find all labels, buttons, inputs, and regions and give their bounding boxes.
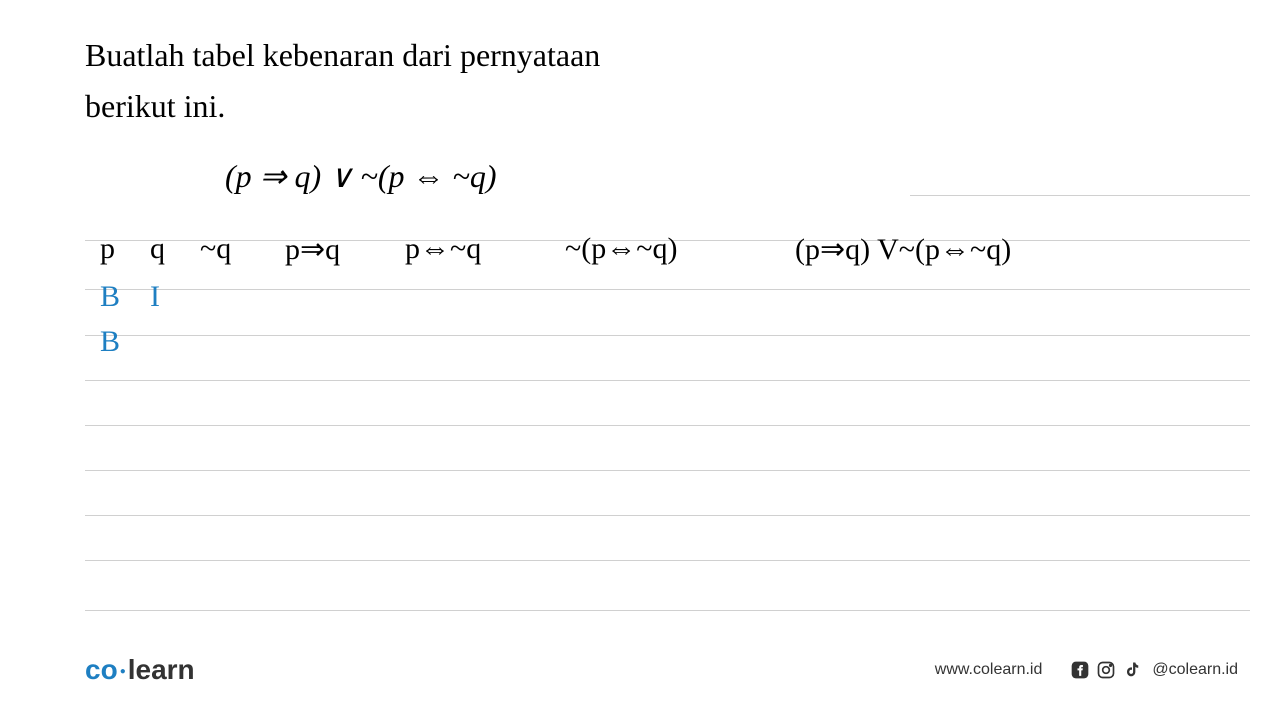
tiktok-icon [1122,660,1142,680]
logo-co: co [85,654,118,685]
footer-right: www.colearn.id @colearn.id [935,660,1238,680]
social-handle: @colearn.id [1152,661,1238,679]
table-header-final: (p⇒q) V~(p⇔~q) [795,232,1011,267]
table-header-notq: ~q [200,232,231,266]
instruction-text: Buatlah tabel kebenaran dari pernyataan … [85,30,1195,132]
rule-line [910,195,1250,196]
facebook-icon [1070,660,1090,680]
table-header-pimpq: p⇒q [285,232,340,267]
rule-line [85,335,1250,336]
formula-expression: (p ⇒ q) ∨ ~(p ⇔ ~q) [85,157,1195,195]
social-links: @colearn.id [1070,660,1238,680]
brand-logo: co●learn [85,654,195,686]
table-header-p: p [100,232,115,266]
logo-dot: ● [118,666,128,677]
rule-line [85,425,1250,426]
rule-line [85,289,1250,290]
table-cell-r1-p: B [100,280,120,314]
table-cell-r1-q: I [150,280,160,314]
rule-line [85,610,1250,611]
rule-line [85,515,1250,516]
table-cell-r2-p: B [100,325,120,359]
logo-learn: learn [128,654,195,685]
rule-line [85,470,1250,471]
rule-line [85,380,1250,381]
instruction-line1: Buatlah tabel kebenaran dari pernyataan [85,37,600,73]
table-header-q: q [150,232,165,266]
instruction-line2: berikut ini. [85,88,225,124]
table-header-notpiffnotq: ~(p⇔~q) [565,232,677,266]
instagram-icon [1096,660,1116,680]
footer: co●learn www.colearn.id @colearn.id [0,645,1280,695]
table-header-piffnotq: p⇔~q [405,232,481,266]
website-url: www.colearn.id [935,661,1043,679]
rule-line [85,560,1250,561]
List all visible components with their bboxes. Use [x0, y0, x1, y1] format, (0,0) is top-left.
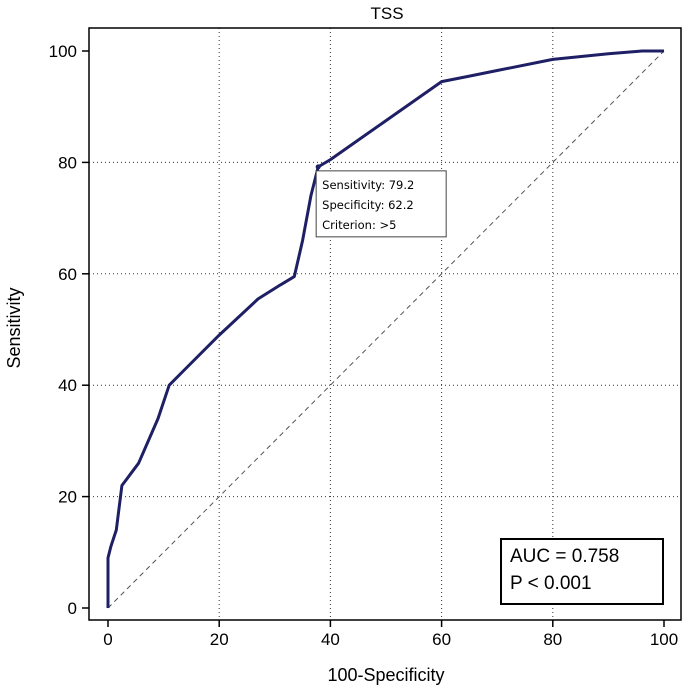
x-tick-label: 0	[103, 630, 112, 649]
y-tick-label: 100	[49, 42, 77, 61]
axis-ticks: 0 20 40 60 80 100 0 20 40 60 80 100	[49, 42, 679, 649]
annotation-specificity: Specificity: 62.2	[322, 198, 414, 212]
auc-value: AUC = 0.758	[510, 546, 619, 567]
criterion-point	[315, 164, 321, 170]
annotation-criterion: Criterion: >5	[322, 218, 396, 232]
stats-box-frame	[500, 538, 664, 605]
stats-box: AUC = 0.758 P < 0.001	[500, 538, 664, 605]
annotation-sensitivity: Sensitivity: 79.2	[322, 178, 414, 192]
y-axis-label: Sensitivity	[4, 287, 24, 368]
chart-title: TSS	[370, 4, 403, 23]
reference-diagonal	[107, 50, 665, 609]
plot-frame	[88, 27, 682, 621]
y-tick-label: 40	[58, 376, 77, 395]
y-tick-label: 60	[58, 265, 77, 284]
annotation-box	[315, 170, 447, 238]
y-tick-label: 0	[68, 599, 77, 618]
x-tick-label: 100	[650, 630, 678, 649]
y-tick-label: 20	[58, 488, 77, 507]
p-value: P < 0.001	[510, 573, 592, 594]
x-tick-label: 20	[210, 630, 229, 649]
x-tick-label: 60	[432, 630, 451, 649]
x-axis-label: 100-Specificity	[327, 665, 444, 685]
y-tick-label: 80	[58, 153, 77, 172]
x-tick-label: 40	[321, 630, 340, 649]
grid-lines	[89, 28, 681, 620]
x-tick-label: 80	[543, 630, 562, 649]
roc-curve	[106, 49, 664, 608]
criterion-annotation: Sensitivity: 79.2 Specificity: 62.2 Crit…	[315, 170, 447, 238]
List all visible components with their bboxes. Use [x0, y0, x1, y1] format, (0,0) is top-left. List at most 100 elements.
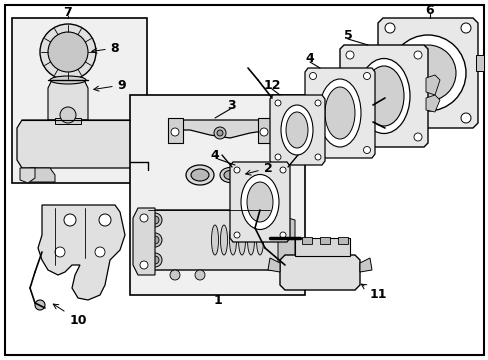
Ellipse shape [256, 225, 263, 255]
Circle shape [148, 253, 162, 267]
Circle shape [314, 154, 320, 160]
Polygon shape [20, 168, 35, 183]
Polygon shape [305, 68, 374, 158]
Circle shape [151, 216, 159, 224]
Circle shape [170, 270, 180, 280]
Ellipse shape [185, 165, 214, 185]
Ellipse shape [229, 225, 236, 255]
Circle shape [195, 270, 204, 280]
Ellipse shape [325, 87, 354, 139]
Circle shape [148, 213, 162, 227]
Text: 10: 10 [53, 304, 86, 327]
Ellipse shape [241, 175, 279, 230]
Circle shape [55, 247, 65, 257]
Polygon shape [359, 258, 371, 272]
Text: 4: 4 [305, 51, 314, 64]
Bar [475, 55, 483, 71]
Ellipse shape [220, 225, 227, 255]
Ellipse shape [211, 225, 218, 255]
Circle shape [217, 130, 223, 136]
Bar [12, 18, 147, 183]
Circle shape [460, 23, 470, 33]
Polygon shape [168, 118, 183, 143]
Polygon shape [269, 95, 325, 165]
Circle shape [40, 24, 96, 80]
Ellipse shape [50, 76, 86, 84]
Circle shape [363, 147, 370, 153]
Text: 2: 2 [245, 162, 272, 175]
Text: 1: 1 [213, 293, 222, 306]
Circle shape [413, 133, 421, 141]
Polygon shape [38, 205, 125, 300]
Circle shape [151, 256, 159, 264]
Polygon shape [280, 255, 359, 290]
Polygon shape [133, 208, 155, 275]
Ellipse shape [191, 169, 208, 181]
Circle shape [399, 45, 455, 101]
Ellipse shape [246, 182, 272, 222]
Circle shape [384, 23, 394, 33]
Circle shape [346, 133, 353, 141]
Text: 7: 7 [63, 5, 72, 18]
Ellipse shape [281, 105, 312, 155]
Circle shape [389, 35, 465, 111]
Polygon shape [17, 120, 135, 168]
Ellipse shape [357, 59, 409, 134]
Circle shape [140, 214, 148, 222]
Text: 8: 8 [92, 41, 119, 54]
Bar [302, 237, 311, 244]
Polygon shape [425, 75, 439, 95]
Ellipse shape [238, 225, 245, 255]
Circle shape [460, 113, 470, 123]
Polygon shape [425, 95, 439, 112]
Polygon shape [170, 120, 269, 138]
Circle shape [48, 32, 88, 72]
Polygon shape [339, 45, 427, 147]
Circle shape [35, 300, 45, 310]
Bar [130, 95, 305, 295]
Ellipse shape [220, 167, 240, 183]
Circle shape [151, 236, 159, 244]
Ellipse shape [224, 171, 236, 180]
Polygon shape [278, 215, 294, 270]
Circle shape [234, 232, 240, 238]
Text: 11: 11 [361, 284, 386, 302]
Polygon shape [142, 210, 285, 270]
Text: 4: 4 [210, 149, 219, 162]
Circle shape [60, 107, 76, 123]
Text: 3: 3 [227, 99, 236, 112]
Circle shape [346, 51, 353, 59]
Ellipse shape [318, 79, 360, 147]
Circle shape [280, 232, 285, 238]
Circle shape [99, 214, 111, 226]
Circle shape [413, 51, 421, 59]
Circle shape [280, 167, 285, 173]
Polygon shape [377, 18, 477, 128]
Circle shape [148, 233, 162, 247]
Circle shape [214, 127, 225, 139]
Bar [337, 237, 347, 244]
Circle shape [95, 247, 105, 257]
Polygon shape [25, 168, 55, 182]
Circle shape [260, 128, 267, 136]
Circle shape [64, 214, 76, 226]
Polygon shape [229, 162, 289, 242]
Circle shape [171, 128, 179, 136]
Text: 6: 6 [425, 4, 433, 17]
Polygon shape [258, 118, 272, 143]
Text: 9: 9 [94, 78, 126, 91]
Circle shape [274, 100, 281, 106]
Circle shape [314, 100, 320, 106]
Circle shape [140, 261, 148, 269]
Circle shape [309, 72, 316, 80]
Circle shape [234, 167, 240, 173]
Bar [294, 238, 349, 256]
Ellipse shape [247, 225, 254, 255]
Text: 12: 12 [263, 78, 280, 91]
Circle shape [274, 154, 281, 160]
Bar [319, 237, 329, 244]
Circle shape [363, 72, 370, 80]
Polygon shape [267, 258, 280, 272]
Circle shape [384, 113, 394, 123]
Ellipse shape [285, 112, 307, 148]
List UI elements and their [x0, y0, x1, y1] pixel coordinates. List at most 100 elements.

■ ■ ■ ■ ■ ■ ■

▶ GOAL: Which lines in the records above contain the string "frame"? Pull out each one and copy it in full.

▶ EXERCISE ANSWER:
stats-box-frame	[500, 538, 664, 605]
plot-frame	[88, 27, 682, 621]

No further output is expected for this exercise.